▶ [WHAT IS EXPECTED]: Images embedded in the records are excluded; print everything else exactly as given.

▶ [DATASET ROWS]:
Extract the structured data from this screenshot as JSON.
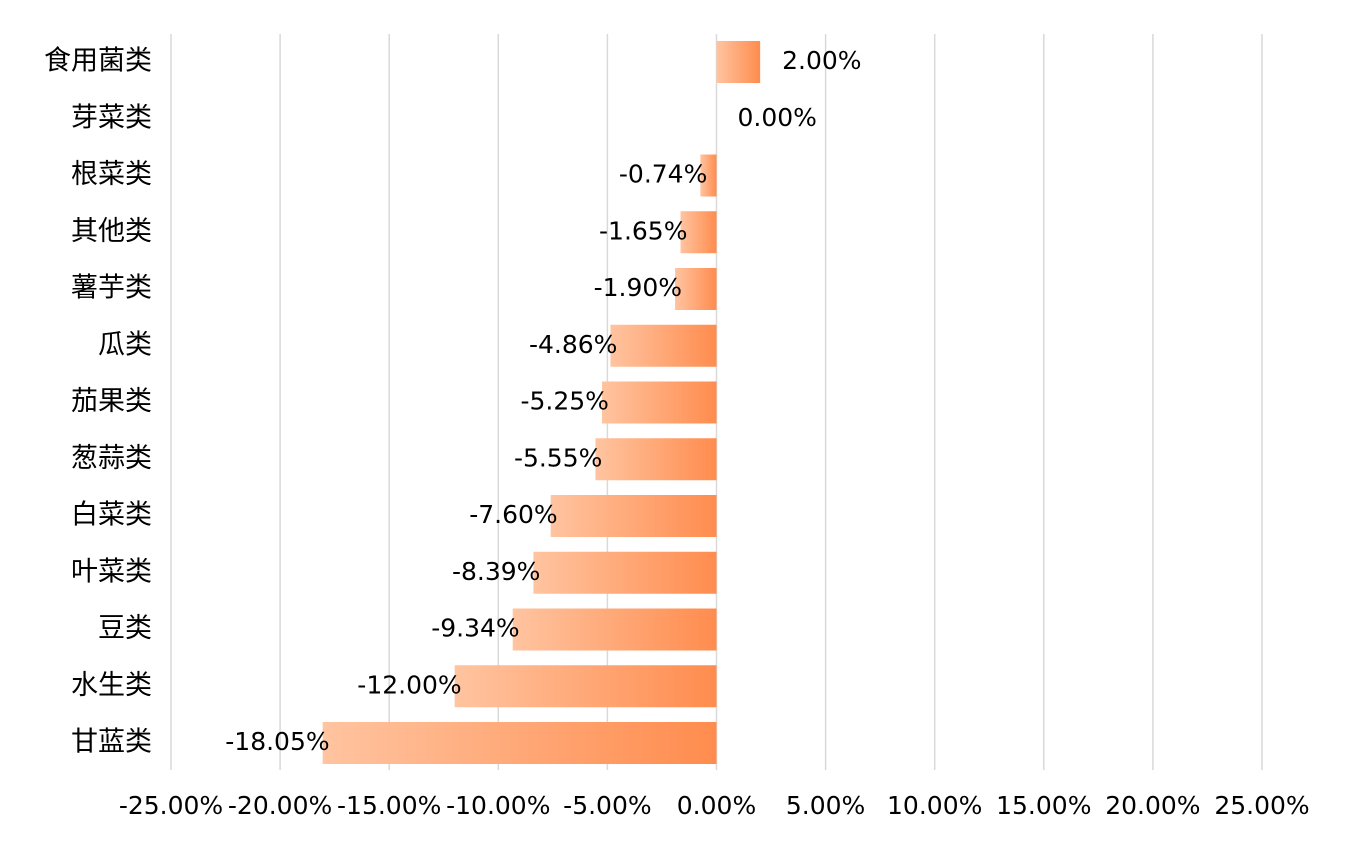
{
  "chart_data": {
    "type": "bar",
    "orientation": "horizontal",
    "categories": [
      "食用菌类",
      "芽菜类",
      "根菜类",
      "其他类",
      "薯芋类",
      "瓜类",
      "茄果类",
      "葱蒜类",
      "白菜类",
      "叶菜类",
      "豆类",
      "水生类",
      "甘蓝类"
    ],
    "values": [
      2.0,
      0.0,
      -0.74,
      -1.65,
      -1.9,
      -4.86,
      -5.25,
      -5.55,
      -7.6,
      -8.39,
      -9.34,
      -12.0,
      -18.05
    ],
    "value_labels": [
      "2.00%",
      "0.00%",
      "-0.74%",
      "-1.65%",
      "-1.90%",
      "-4.86%",
      "-5.25%",
      "-5.55%",
      "-7.60%",
      "-8.39%",
      "-9.34%",
      "-12.00%",
      "-18.05%"
    ],
    "xlim": [
      -25,
      25
    ],
    "x_ticks": [
      -25,
      -20,
      -15,
      -10,
      -5,
      0,
      5,
      10,
      15,
      20,
      25
    ],
    "x_tick_labels": [
      "-25.00%",
      "-20.00%",
      "-15.00%",
      "-10.00%",
      "-5.00%",
      "0.00%",
      "5.00%",
      "10.00%",
      "15.00%",
      "20.00%",
      "25.00%"
    ],
    "grid": "vertical",
    "legend": "none",
    "title": "",
    "xlabel": "",
    "ylabel": "",
    "colors": {
      "bar_light": "#ffc4a0",
      "bar_dark": "#ff8c4e",
      "grid": "#d9d9d9",
      "text": "#000000"
    }
  }
}
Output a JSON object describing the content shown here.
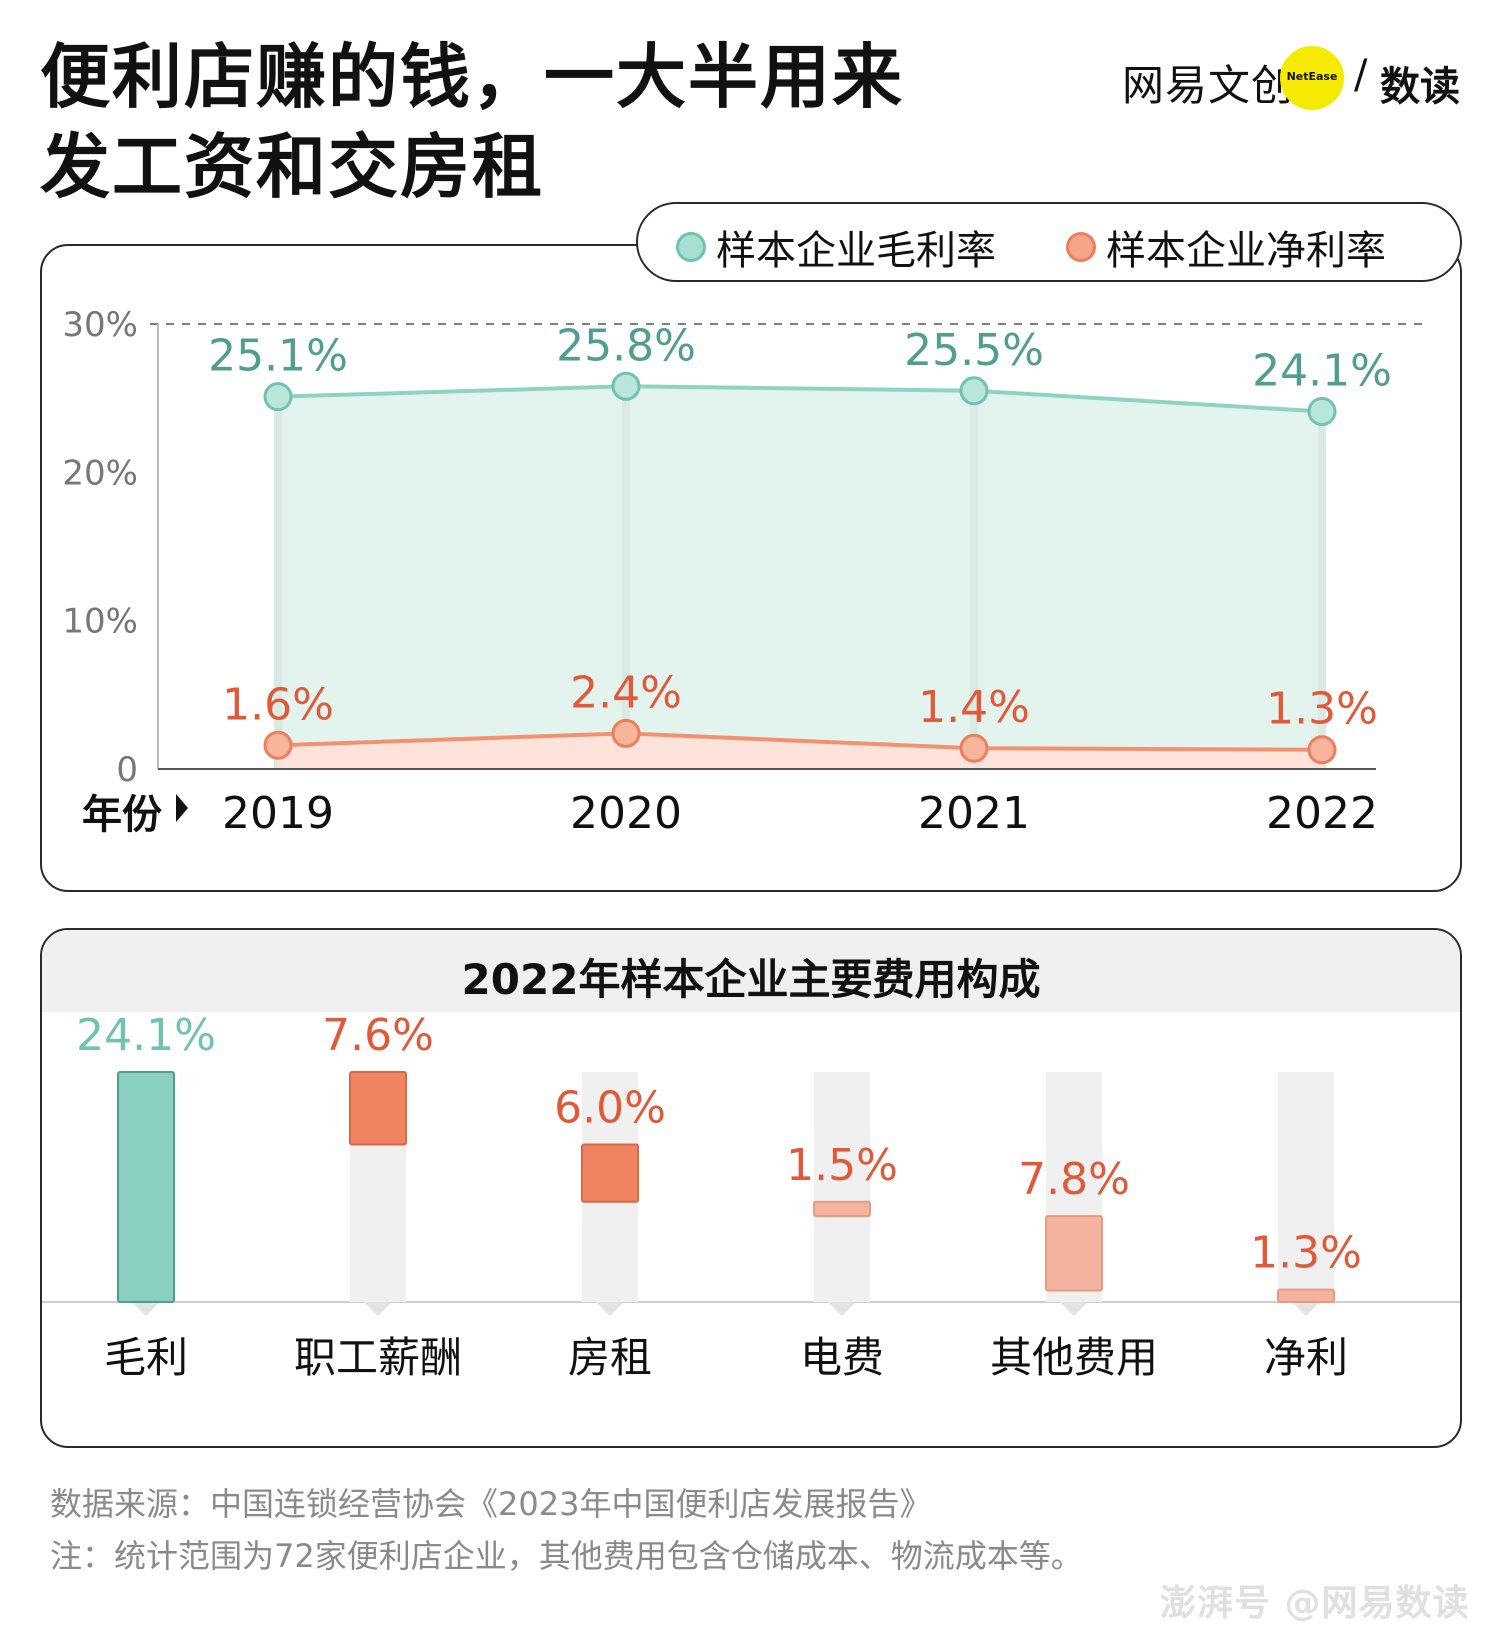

▶ [TASK ANSWER]:
Extract the structured data from this screenshot as JSON.
{
  "chart_data": {
    "type": "bar",
    "orientation": "horizontal",
    "categories": [
      "食用菌类",
      "芽菜类",
      "根菜类",
      "其他类",
      "薯芋类",
      "瓜类",
      "茄果类",
      "葱蒜类",
      "白菜类",
      "叶菜类",
      "豆类",
      "水生类",
      "甘蓝类"
    ],
    "values": [
      2.0,
      0.0,
      -0.74,
      -1.65,
      -1.9,
      -4.86,
      -5.25,
      -5.55,
      -7.6,
      -8.39,
      -9.34,
      -12.0,
      -18.05
    ],
    "value_labels": [
      "2.00%",
      "0.00%",
      "-0.74%",
      "-1.65%",
      "-1.90%",
      "-4.86%",
      "-5.25%",
      "-5.55%",
      "-7.60%",
      "-8.39%",
      "-9.34%",
      "-12.00%",
      "-18.05%"
    ],
    "xlim": [
      -25,
      25
    ],
    "x_ticks": [
      -25,
      -20,
      -15,
      -10,
      -5,
      0,
      5,
      10,
      15,
      20,
      25
    ],
    "x_tick_labels": [
      "-25.00%",
      "-20.00%",
      "-15.00%",
      "-10.00%",
      "-5.00%",
      "0.00%",
      "5.00%",
      "10.00%",
      "15.00%",
      "20.00%",
      "25.00%"
    ],
    "grid": "vertical",
    "legend": "none",
    "title": "",
    "xlabel": "",
    "ylabel": "",
    "colors": {
      "bar_light": "#ffc4a0",
      "bar_dark": "#ff8c4e",
      "grid": "#d9d9d9",
      "text": "#000000"
    }
  }
}
Output a JSON object describing the content shown here.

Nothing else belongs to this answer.